O filme ao nos assegura um mergulho simulado no universo autista, oferece no nosso entender fornece uma possível orientação dual na apreensão do “problema” do autista: ora estabelecida a partir da “identidade” do autista marcada pela falta, ora por meio do arremate, via a “identificação” do mesmo autista caracterizado pelo excesso possível de ser instrumentalizado no seu processo de “emancipação”.

A perspectiva de apreensão do “autista” pela via da “identidade” é problemática pois a valoração de tal identidade se altera radicalmente a depender do mundo no qual se posiciona o outro, a perspectiva da observação e consequente enunciação. Ou seja, a valoração da identidade autista é determinada a partir de referentes opostos: ora pela falta, ora pelo excesso.

Quanto o observador do mundo autista se posiciona a partir de uma perspectiva não autista o que ressalta são as múltiplas faltas associadas a identidade autista, com ênfase na falta das condições de seguir as rotinas da vida moderna, a exemplo da avaliação da irmã e da cuidadora e que se manifesta nos problemas enfrentados pela protagonista principal na sua viagem em direção a Los Angeles.

No entanto quando o diretor desloca o plano no qual se situa o observador, o que vem a tona não é a falta, mas o excesso, mas um excesso valorizado positivamente, a exemplo das avaliações das personagens da negra aposentada, do policial e do próprio filho da cuidadora.

| DADOS COLETADOS |

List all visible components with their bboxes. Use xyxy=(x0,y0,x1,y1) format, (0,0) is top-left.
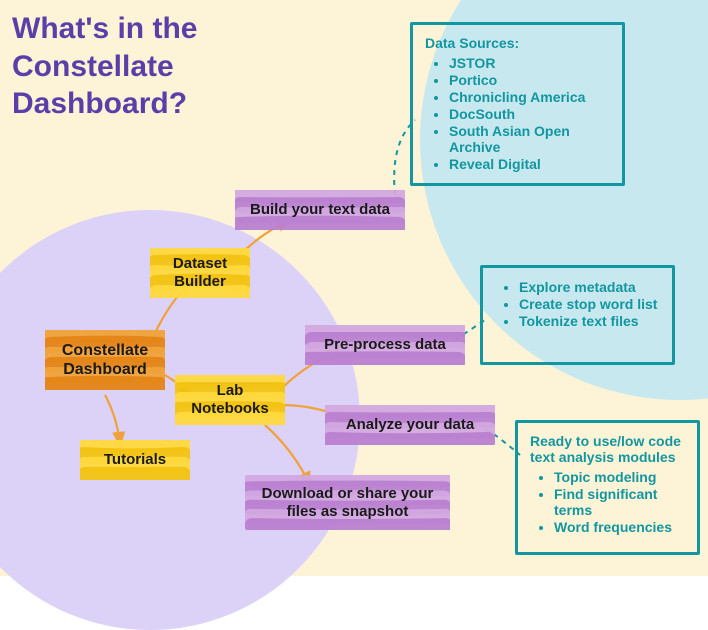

| INSTRUÇÕES DO EXERCÍCIO |
No texto fornecido, qual é o destino da viagem da protagonista principal? As linhas não têm relação com o texto fornecido.

| RESPOSTA DA TAREFA |
Los Angeles.